__Directions for this task__
Work through the material below and count the lines holding the word "Coronary"; give that count and nothing more.

[Supplied records — start]

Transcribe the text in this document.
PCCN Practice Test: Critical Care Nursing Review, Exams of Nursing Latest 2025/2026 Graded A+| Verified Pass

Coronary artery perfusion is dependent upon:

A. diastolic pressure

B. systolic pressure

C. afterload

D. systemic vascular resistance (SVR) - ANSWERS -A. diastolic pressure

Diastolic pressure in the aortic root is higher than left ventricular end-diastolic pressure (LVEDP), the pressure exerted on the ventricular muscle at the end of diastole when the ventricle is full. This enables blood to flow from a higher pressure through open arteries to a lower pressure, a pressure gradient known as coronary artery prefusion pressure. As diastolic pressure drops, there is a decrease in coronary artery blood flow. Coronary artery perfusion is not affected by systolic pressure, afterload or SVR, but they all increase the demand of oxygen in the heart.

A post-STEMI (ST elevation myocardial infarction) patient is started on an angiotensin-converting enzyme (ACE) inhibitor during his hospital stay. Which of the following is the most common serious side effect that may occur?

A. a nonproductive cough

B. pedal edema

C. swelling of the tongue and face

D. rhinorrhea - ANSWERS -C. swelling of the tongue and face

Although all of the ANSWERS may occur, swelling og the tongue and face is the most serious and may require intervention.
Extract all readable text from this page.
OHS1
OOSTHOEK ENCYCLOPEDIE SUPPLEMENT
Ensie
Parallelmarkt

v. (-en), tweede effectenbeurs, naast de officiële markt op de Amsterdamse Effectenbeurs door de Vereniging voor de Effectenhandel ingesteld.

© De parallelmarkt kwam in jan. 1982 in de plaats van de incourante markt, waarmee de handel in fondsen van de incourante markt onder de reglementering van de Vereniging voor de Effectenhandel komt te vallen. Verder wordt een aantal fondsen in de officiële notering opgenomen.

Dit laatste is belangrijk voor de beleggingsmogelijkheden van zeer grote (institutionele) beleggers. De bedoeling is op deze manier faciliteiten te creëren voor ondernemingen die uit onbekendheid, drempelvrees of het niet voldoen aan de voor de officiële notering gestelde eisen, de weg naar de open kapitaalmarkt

[Supplied records — finish]

__Task solution__
2